▶ **PROBLEM TO SOLVE**:
Every line below should be repeated exactly.

▶ **MATERIAL PROVIDED**:

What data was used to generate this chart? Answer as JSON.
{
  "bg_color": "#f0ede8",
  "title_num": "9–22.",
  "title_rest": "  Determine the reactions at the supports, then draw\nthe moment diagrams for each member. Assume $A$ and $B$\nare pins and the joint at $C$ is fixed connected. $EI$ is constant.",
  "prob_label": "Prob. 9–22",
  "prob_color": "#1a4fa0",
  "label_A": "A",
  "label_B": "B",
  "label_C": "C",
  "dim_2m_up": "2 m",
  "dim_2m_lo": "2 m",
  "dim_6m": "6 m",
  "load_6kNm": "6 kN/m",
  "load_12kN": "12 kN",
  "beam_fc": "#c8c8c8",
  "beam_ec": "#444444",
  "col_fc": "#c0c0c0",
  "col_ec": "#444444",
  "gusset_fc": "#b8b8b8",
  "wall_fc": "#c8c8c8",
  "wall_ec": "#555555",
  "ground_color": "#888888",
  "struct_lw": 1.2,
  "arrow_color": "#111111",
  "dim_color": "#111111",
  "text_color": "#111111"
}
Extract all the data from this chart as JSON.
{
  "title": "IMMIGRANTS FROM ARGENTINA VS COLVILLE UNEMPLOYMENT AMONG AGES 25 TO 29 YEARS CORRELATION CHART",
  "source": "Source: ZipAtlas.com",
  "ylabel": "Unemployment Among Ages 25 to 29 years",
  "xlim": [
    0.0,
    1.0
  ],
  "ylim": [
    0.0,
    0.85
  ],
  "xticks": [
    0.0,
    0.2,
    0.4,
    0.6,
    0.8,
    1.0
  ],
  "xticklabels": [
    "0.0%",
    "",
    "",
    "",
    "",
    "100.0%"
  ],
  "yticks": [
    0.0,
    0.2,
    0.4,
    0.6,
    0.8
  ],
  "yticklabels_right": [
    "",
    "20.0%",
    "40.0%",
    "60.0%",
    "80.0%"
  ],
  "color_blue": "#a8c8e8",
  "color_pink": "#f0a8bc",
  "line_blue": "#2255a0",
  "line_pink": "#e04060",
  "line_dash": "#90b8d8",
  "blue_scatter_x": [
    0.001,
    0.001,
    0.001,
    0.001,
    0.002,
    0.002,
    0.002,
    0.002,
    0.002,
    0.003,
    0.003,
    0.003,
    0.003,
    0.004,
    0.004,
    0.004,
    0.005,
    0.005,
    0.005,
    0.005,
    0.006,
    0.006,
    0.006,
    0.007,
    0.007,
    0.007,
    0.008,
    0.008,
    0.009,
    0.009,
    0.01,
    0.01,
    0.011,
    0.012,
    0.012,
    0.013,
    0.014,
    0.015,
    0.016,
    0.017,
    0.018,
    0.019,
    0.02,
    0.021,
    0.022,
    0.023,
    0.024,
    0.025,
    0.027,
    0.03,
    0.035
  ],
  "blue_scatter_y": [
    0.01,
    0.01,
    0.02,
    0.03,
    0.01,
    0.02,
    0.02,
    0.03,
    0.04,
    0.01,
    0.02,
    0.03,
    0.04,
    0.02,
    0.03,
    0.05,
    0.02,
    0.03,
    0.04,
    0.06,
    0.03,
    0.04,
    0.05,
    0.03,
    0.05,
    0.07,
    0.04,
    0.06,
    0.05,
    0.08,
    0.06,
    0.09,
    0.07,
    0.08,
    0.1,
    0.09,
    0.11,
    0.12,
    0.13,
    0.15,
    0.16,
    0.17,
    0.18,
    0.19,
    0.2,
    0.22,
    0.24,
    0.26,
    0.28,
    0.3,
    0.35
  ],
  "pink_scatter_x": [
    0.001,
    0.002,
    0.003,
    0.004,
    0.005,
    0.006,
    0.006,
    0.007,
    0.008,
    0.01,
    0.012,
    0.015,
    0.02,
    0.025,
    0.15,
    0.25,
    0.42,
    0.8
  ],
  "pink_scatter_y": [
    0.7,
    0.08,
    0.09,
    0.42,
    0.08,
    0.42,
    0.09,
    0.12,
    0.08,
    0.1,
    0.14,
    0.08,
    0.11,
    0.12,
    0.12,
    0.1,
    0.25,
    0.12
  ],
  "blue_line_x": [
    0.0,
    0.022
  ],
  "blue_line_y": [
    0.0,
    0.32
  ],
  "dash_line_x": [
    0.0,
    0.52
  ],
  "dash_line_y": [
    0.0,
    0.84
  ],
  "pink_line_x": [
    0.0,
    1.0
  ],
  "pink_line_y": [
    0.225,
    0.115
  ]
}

▶ **RESPONSE**:
What data was used to generate this chart? Answer as JSON.
{
  "bg_color": "#f0ede8",
  "title_num": "9–22.",
  "title_rest": "  Determine the reactions at the supports, then draw\nthe moment diagrams for each member. Assume $A$ and $B$\nare pins and the joint at $C$ is fixed connected. $EI$ is constant.",
  "prob_label": "Prob. 9–22",
  "prob_color": "#1a4fa0",
  "label_A": "A",
  "label_B": "B",
  "label_C": "C",
  "dim_2m_up": "2 m",
  "dim_2m_lo": "2 m",
  "dim_6m": "6 m",
  "load_6kNm": "6 kN/m",
  "load_12kN": "12 kN",
  "beam_fc": "#c8c8c8",
  "beam_ec": "#444444",
  "col_fc": "#c0c0c0",
  "col_ec": "#444444",
  "gusset_fc": "#b8b8b8",
  "wall_fc": "#c8c8c8",
  "wall_ec": "#555555",
  "ground_color": "#888888",
  "struct_lw": 1.2,
  "arrow_color": "#111111",
  "dim_color": "#111111",
  "text_color": "#111111"
}
Extract all the data from this chart as JSON.
{
  "title": "IMMIGRANTS FROM ARGENTINA VS COLVILLE UNEMPLOYMENT AMONG AGES 25 TO 29 YEARS CORRELATION CHART",
  "source": "Source: ZipAtlas.com",
  "ylabel": "Unemployment Among Ages 25 to 29 years",
  "xlim": [
    0.0,
    1.0
  ],
  "ylim": [
    0.0,
    0.85
  ],
  "xticks": [
    0.0,
    0.2,
    0.4,
    0.6,
    0.8,
    1.0
  ],
  "xticklabels": [
    "0.0%",
    "",
    "",
    "",
    "",
    "100.0%"
  ],
  "yticks": [
    0.0,
    0.2,
    0.4,
    0.6,
    0.8
  ],
  "yticklabels_right": [
    "",
    "20.0%",
    "40.0%",
    "60.0%",
    "80.0%"
  ],
  "color_blue": "#a8c8e8",
  "color_pink": "#f0a8bc",
  "line_blue": "#2255a0",
  "line_pink": "#e04060",
  "line_dash": "#90b8d8",
  "blue_scatter_x": [
    0.001,
    0.001,
    0.001,
    0.001,
    0.002,
    0.002,
    0.002,
    0.002,
    0.002,
    0.003,
    0.003,
    0.003,
    0.003,
    0.004,
    0.004,
    0.004,
    0.005,
    0.005,
    0.005,
    0.005,
    0.006,
    0.006,
    0.006,
    0.007,
    0.007,
    0.007,
    0.008,
    0.008,
    0.009,
    0.009,
    0.01,
    0.01,
    0.011,
    0.012,
    0.012,
    0.013,
    0.014,
    0.015,
    0.016,
    0.017,
    0.018,
    0.019,
    0.02,
    0.021,
    0.022,
    0.023,
    0.024,
    0.025,
    0.027,
    0.03,
    0.035
  ],
  "blue_scatter_y": [
    0.01,
    0.01,
    0.02,
    0.03,
    0.01,
    0.02,
    0.02,
    0.03,
    0.04,
    0.01,
    0.02,
    0.03,
    0.04,
    0.02,
    0.03,
    0.05,
    0.02,
    0.03,
    0.04,
    0.06,
    0.03,
    0.04,
    0.05,
    0.03,
    0.05,
    0.07,
    0.04,
    0.06,
    0.05,
    0.08,
    0.06,
    0.09,
    0.07,
    0.08,
    0.1,
    0.09,
    0.11,
    0.12,
    0.13,
    0.15,
    0.16,
    0.17,
    0.18,
    0.19,
    0.2,
    0.22,
    0.24,
    0.26,
    0.28,
    0.3,
    0.35
  ],
  "pink_scatter_x": [
    0.001,
    0.002,
    0.003,
    0.004,
    0.005,
    0.006,
    0.006,
    0.007,
    0.008,
    0.01,
    0.012,
    0.015,
    0.02,
    0.025,
    0.15,
    0.25,
    0.42,
    0.8
  ],
  "pink_scatter_y": [
    0.7,
    0.08,
    0.09,
    0.42,
    0.08,
    0.42,
    0.09,
    0.12,
    0.08,
    0.1,
    0.14,
    0.08,
    0.11,
    0.12,
    0.12,
    0.1,
    0.25,
    0.12
  ],
  "blue_line_x": [
    0.0,
    0.022
  ],
  "blue_line_y": [
    0.0,
    0.32
  ],
  "dash_line_x": [
    0.0,
    0.52
  ],
  "dash_line_y": [
    0.0,
    0.84
  ],
  "pink_line_x": [
    0.0,
    1.0
  ],
  "pink_line_y": [
    0.225,
    0.115
  ]
}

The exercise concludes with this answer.